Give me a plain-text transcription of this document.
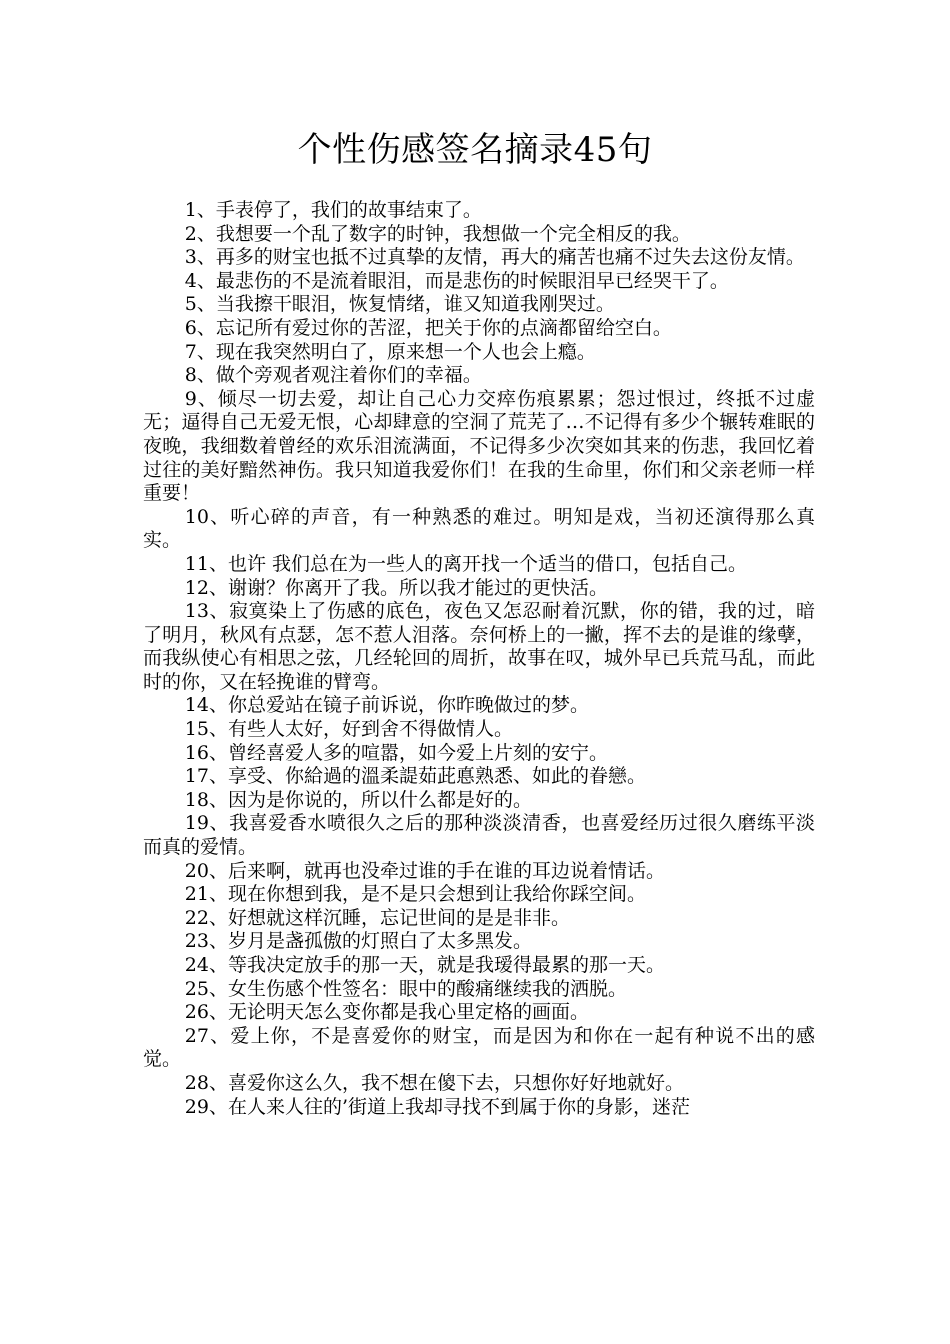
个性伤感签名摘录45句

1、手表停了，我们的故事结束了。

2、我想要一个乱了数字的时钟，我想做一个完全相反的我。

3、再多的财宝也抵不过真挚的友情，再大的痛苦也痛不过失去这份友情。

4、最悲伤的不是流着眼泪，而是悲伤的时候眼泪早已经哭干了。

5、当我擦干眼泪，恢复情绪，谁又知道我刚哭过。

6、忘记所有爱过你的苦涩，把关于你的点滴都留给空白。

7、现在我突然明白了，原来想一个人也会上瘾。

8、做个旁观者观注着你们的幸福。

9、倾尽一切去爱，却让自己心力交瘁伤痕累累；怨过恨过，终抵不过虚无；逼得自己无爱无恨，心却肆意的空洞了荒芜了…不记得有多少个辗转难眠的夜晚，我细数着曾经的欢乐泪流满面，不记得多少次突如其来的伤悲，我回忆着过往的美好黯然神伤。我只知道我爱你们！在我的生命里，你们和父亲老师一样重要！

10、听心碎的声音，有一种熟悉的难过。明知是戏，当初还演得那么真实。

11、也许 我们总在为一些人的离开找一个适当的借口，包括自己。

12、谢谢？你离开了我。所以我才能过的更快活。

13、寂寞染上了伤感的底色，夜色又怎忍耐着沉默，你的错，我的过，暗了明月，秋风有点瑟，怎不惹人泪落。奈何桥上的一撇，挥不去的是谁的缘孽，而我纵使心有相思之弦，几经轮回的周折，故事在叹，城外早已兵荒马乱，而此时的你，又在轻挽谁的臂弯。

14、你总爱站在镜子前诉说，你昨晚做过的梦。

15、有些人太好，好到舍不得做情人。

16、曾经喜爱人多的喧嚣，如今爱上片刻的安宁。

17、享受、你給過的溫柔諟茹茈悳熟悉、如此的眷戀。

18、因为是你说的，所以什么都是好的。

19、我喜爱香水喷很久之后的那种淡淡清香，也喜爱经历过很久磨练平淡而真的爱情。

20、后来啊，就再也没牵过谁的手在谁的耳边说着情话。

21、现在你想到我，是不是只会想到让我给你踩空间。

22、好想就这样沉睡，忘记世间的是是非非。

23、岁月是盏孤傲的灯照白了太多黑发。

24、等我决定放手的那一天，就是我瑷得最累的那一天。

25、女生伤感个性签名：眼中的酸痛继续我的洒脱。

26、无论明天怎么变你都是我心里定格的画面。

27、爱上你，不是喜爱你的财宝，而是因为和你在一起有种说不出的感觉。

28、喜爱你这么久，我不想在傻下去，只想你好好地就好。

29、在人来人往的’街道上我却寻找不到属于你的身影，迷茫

───

THE EXERCISE
Word for word, quote the lines above. Omit the pictures.

EXERCISE ANSWER
Give me a plain-text transcription of this document.
个性伤感签名摘录45句

1、手表停了，我们的故事结束了。

2、我想要一个乱了数字的时钟，我想做一个完全相反的我。

3、再多的财宝也抵不过真挚的友情，再大的痛苦也痛不过失去这份友情。

4、最悲伤的不是流着眼泪，而是悲伤的时候眼泪早已经哭干了。

5、当我擦干眼泪，恢复情绪，谁又知道我刚哭过。

6、忘记所有爱过你的苦涩，把关于你的点滴都留给空白。

7、现在我突然明白了，原来想一个人也会上瘾。

8、做个旁观者观注着你们的幸福。

9、倾尽一切去爱，却让自己心力交瘁伤痕累累；怨过恨过，终抵不过虚无；逼得自己无爱无恨，心却肆意的空洞了荒芜了…不记得有多少个辗转难眠的夜晚，我细数着曾经的欢乐泪流满面，不记得多少次突如其来的伤悲，我回忆着过往的美好黯然神伤。我只知道我爱你们！在我的生命里，你们和父亲老师一样重要！

10、听心碎的声音，有一种熟悉的难过。明知是戏，当初还演得那么真实。

11、也许 我们总在为一些人的离开找一个适当的借口，包括自己。

12、谢谢？你离开了我。所以我才能过的更快活。

13、寂寞染上了伤感的底色，夜色又怎忍耐着沉默，你的错，我的过，暗了明月，秋风有点瑟，怎不惹人泪落。奈何桥上的一撇，挥不去的是谁的缘孽，而我纵使心有相思之弦，几经轮回的周折，故事在叹，城外早已兵荒马乱，而此时的你，又在轻挽谁的臂弯。

14、你总爱站在镜子前诉说，你昨晚做过的梦。

15、有些人太好，好到舍不得做情人。

16、曾经喜爱人多的喧嚣，如今爱上片刻的安宁。

17、享受、你給過的溫柔諟茹茈悳熟悉、如此的眷戀。

18、因为是你说的，所以什么都是好的。

19、我喜爱香水喷很久之后的那种淡淡清香，也喜爱经历过很久磨练平淡而真的爱情。

20、后来啊，就再也没牵过谁的手在谁的耳边说着情话。

21、现在你想到我，是不是只会想到让我给你踩空间。

22、好想就这样沉睡，忘记世间的是是非非。

23、岁月是盏孤傲的灯照白了太多黑发。

24、等我决定放手的那一天，就是我瑷得最累的那一天。

25、女生伤感个性签名：眼中的酸痛继续我的洒脱。

26、无论明天怎么变你都是我心里定格的画面。

27、爱上你，不是喜爱你的财宝，而是因为和你在一起有种说不出的感觉。

28、喜爱你这么久，我不想在傻下去，只想你好好地就好。

29、在人来人往的’街道上我却寻找不到属于你的身影，迷茫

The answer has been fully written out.